# TO DO
Check every line of the entries below for the word "JSON", and copy the ones that have it.

# Rows from a dataset
■ ■ ■ ■ ■
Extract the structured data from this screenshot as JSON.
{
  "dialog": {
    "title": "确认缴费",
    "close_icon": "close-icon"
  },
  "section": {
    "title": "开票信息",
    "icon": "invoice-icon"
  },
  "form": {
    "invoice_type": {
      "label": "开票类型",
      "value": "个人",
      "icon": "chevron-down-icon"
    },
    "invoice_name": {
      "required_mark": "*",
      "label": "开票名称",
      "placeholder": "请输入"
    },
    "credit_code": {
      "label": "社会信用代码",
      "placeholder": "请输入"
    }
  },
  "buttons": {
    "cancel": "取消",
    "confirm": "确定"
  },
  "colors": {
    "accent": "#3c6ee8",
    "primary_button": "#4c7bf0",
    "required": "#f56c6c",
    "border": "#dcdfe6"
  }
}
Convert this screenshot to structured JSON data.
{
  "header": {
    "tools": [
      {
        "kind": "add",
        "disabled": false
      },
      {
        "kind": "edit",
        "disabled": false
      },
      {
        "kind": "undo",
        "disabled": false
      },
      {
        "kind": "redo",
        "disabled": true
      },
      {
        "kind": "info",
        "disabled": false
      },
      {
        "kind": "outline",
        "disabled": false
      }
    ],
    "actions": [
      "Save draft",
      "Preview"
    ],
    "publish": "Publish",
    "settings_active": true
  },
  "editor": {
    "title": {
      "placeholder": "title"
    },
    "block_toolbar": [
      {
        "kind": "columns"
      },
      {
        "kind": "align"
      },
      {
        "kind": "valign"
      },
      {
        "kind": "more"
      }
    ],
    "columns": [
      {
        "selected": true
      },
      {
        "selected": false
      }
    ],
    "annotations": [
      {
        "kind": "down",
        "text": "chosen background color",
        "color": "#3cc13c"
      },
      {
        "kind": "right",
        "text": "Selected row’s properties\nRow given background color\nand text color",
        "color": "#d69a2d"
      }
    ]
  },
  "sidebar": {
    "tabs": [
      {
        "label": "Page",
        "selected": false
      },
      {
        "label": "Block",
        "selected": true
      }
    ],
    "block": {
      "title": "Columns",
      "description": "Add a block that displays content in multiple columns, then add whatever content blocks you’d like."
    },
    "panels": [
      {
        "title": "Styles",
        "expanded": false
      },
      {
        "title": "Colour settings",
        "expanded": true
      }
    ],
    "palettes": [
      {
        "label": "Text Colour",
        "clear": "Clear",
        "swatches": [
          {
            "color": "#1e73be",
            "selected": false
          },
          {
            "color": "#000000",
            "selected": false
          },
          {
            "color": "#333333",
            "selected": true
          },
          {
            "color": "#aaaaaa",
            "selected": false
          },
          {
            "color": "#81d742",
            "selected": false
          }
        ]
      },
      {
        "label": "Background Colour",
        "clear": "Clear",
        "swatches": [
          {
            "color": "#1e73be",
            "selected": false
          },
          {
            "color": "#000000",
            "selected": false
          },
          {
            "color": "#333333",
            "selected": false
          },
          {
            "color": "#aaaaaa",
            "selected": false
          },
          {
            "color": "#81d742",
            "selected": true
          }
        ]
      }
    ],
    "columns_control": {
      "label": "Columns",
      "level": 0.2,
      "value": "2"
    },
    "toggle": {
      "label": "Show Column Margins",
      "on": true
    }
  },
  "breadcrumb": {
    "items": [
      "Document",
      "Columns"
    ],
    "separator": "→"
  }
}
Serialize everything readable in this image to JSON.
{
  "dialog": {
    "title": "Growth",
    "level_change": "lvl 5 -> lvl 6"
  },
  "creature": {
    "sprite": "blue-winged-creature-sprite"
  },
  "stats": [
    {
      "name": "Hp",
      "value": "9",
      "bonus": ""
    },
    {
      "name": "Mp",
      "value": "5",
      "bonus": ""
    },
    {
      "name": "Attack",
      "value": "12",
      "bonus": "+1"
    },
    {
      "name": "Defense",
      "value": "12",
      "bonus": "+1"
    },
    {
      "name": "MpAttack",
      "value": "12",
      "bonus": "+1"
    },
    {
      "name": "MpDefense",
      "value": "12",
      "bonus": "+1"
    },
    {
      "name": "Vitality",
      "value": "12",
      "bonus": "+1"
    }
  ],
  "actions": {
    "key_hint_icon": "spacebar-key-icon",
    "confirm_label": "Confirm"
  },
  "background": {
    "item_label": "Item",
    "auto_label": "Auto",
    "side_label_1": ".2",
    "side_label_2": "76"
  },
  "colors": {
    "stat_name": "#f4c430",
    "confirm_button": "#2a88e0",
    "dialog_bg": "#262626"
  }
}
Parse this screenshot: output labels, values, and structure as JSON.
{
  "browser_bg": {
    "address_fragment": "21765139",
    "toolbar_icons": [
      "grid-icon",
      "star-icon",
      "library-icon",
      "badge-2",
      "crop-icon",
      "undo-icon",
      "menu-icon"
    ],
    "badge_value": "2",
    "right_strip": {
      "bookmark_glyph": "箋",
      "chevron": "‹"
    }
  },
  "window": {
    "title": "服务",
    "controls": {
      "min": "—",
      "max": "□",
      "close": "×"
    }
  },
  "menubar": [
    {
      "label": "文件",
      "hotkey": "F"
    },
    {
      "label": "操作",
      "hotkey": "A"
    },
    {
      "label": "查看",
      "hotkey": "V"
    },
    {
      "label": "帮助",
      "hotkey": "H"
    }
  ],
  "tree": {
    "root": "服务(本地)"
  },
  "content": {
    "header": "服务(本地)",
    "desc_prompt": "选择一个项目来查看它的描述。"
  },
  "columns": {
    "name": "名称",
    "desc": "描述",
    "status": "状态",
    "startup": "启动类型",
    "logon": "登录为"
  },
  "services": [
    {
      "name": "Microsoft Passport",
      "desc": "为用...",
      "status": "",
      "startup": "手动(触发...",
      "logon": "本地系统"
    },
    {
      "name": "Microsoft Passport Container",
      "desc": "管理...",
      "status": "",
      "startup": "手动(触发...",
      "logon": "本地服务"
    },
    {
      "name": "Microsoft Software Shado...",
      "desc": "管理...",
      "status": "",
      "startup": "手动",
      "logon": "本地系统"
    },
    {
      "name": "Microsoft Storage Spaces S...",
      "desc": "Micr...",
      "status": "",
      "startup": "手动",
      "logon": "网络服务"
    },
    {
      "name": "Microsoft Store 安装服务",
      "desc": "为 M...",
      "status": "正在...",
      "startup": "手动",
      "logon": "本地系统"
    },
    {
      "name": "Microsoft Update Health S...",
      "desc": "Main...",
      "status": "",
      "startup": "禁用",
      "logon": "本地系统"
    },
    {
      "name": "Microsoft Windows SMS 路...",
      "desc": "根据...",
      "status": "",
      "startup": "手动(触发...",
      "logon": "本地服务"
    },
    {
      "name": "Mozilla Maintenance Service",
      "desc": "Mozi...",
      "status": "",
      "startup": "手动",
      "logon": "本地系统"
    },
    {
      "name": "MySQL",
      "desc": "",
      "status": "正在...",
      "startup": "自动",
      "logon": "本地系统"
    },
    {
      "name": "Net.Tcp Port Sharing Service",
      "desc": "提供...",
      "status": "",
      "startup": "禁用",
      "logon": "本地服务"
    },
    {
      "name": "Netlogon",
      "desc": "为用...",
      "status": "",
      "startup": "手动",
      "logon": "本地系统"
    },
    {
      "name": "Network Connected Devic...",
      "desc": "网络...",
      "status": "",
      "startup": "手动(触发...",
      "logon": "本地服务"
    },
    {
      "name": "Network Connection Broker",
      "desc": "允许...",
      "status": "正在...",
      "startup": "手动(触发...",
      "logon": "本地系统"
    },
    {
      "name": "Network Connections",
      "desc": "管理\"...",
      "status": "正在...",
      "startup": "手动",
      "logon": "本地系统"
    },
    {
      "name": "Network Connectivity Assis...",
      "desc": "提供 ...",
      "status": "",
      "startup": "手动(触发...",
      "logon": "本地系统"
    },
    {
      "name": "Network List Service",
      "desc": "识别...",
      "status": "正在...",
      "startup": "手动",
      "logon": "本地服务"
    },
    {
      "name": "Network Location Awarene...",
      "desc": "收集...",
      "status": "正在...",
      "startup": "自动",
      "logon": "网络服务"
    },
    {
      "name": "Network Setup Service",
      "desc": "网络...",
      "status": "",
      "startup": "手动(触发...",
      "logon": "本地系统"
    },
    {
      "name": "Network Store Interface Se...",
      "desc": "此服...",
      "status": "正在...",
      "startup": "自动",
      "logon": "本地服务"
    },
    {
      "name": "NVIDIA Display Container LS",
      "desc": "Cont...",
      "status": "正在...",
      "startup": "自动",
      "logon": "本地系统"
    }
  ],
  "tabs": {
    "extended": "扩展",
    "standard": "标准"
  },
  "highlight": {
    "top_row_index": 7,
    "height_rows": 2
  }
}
■ ■ ■ ■ ■
# WRITTEN SOLUTION
Extract the structured data from this screenshot as JSON.
Convert this screenshot to structured JSON data.
Serialize everything readable in this image to JSON.
Parse this screenshot: output labels, values, and structure as JSON.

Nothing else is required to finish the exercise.